◆ What is being asked
Copy each line of the material below that includes the string "this".

◆ Material
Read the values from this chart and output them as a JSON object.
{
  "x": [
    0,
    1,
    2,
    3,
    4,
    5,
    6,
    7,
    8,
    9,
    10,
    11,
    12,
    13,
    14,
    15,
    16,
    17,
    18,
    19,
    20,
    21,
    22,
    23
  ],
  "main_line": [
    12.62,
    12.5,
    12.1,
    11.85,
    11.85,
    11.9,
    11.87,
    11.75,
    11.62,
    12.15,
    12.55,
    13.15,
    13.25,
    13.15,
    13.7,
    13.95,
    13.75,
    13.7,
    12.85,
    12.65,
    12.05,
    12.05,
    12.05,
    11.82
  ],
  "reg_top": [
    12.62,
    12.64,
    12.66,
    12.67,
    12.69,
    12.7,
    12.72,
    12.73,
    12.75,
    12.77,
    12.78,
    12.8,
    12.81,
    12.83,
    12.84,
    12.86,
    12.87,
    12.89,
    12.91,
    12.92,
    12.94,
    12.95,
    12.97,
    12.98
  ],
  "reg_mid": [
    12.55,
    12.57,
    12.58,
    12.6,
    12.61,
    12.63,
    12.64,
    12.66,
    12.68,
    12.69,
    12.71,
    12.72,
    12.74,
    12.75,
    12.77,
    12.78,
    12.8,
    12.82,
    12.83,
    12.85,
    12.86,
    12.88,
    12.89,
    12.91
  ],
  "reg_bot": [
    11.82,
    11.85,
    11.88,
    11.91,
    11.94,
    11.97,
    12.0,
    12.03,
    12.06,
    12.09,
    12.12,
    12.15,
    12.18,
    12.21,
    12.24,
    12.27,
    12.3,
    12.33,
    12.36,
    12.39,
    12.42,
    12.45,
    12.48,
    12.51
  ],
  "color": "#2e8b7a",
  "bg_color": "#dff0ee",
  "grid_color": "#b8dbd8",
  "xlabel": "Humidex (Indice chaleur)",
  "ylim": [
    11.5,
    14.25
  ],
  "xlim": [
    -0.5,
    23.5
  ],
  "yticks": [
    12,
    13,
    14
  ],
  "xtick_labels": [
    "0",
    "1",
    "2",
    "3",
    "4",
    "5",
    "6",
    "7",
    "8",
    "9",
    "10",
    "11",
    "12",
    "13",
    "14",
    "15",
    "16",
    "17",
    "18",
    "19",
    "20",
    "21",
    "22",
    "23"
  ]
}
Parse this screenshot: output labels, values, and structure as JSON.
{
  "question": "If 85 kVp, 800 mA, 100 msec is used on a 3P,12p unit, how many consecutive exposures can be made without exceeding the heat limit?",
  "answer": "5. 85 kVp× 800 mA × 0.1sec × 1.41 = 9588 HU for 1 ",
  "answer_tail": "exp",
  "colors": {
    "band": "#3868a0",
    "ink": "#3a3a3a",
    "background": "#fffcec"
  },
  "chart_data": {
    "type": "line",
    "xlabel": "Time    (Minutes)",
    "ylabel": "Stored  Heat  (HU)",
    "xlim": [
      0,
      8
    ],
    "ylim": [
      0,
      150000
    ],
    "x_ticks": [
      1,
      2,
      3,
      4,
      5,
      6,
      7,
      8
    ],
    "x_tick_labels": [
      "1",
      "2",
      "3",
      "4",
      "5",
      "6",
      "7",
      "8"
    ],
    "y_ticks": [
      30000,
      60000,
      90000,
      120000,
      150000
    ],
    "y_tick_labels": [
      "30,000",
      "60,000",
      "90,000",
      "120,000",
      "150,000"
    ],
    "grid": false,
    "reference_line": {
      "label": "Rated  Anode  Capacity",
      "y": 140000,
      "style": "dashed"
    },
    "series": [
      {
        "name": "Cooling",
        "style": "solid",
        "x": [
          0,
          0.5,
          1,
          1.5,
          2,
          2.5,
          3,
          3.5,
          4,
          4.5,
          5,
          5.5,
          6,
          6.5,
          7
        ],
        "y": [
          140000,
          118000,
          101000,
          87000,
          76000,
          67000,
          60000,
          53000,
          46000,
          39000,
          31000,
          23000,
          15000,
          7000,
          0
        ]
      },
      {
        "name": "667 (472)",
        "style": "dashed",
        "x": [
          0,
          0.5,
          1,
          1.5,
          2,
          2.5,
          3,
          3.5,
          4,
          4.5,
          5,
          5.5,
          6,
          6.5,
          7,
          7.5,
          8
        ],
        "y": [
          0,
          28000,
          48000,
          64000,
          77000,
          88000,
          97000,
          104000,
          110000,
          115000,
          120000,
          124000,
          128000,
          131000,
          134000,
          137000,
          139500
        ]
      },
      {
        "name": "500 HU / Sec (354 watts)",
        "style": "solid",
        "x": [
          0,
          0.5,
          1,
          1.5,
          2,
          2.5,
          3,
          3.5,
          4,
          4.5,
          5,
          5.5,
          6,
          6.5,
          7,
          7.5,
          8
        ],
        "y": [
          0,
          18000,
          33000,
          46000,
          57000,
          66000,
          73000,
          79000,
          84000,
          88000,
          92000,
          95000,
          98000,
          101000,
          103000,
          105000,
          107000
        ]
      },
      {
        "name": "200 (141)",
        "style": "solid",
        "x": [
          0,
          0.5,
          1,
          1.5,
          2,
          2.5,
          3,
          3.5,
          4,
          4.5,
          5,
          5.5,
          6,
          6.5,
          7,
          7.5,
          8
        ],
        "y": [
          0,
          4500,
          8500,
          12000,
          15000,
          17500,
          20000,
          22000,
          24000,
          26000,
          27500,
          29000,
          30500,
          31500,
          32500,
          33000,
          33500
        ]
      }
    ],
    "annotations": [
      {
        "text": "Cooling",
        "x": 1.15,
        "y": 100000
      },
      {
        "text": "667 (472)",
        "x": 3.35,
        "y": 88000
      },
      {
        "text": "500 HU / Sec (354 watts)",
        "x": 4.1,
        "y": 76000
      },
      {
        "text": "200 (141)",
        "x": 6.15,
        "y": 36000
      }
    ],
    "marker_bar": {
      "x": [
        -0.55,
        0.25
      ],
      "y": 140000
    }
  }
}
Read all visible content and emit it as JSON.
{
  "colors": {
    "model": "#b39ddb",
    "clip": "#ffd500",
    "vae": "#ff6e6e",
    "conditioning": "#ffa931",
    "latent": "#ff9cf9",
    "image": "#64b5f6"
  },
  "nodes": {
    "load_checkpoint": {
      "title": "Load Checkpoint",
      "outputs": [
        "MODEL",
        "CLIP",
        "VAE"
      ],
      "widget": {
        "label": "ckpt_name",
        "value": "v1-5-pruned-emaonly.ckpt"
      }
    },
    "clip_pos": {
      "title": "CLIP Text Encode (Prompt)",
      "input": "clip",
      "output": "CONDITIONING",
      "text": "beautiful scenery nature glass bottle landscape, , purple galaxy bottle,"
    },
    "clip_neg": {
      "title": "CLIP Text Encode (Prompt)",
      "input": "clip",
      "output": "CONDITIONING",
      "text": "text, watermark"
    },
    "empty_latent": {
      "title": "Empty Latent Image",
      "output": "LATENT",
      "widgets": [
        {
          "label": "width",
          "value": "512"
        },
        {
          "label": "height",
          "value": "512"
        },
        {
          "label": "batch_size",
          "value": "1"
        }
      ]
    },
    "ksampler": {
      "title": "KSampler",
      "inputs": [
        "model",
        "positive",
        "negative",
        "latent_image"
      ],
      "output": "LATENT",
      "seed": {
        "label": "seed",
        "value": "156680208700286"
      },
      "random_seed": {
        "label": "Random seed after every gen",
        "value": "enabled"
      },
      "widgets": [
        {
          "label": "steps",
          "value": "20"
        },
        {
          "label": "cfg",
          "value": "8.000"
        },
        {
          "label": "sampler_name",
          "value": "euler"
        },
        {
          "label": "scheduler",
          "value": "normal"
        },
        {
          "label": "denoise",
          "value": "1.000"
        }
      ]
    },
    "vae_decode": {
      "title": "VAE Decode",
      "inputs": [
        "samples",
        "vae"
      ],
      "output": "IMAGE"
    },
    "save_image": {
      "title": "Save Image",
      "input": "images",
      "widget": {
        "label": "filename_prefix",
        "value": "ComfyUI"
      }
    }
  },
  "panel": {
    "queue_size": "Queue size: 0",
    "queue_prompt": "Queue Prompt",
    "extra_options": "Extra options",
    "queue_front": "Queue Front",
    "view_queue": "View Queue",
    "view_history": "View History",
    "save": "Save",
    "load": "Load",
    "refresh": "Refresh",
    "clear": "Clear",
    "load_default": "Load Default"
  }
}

◆ Solved exercise
Read the values from this chart and output them as a JSON object.
Parse this screenshot: output labels, values, and structure as JSON.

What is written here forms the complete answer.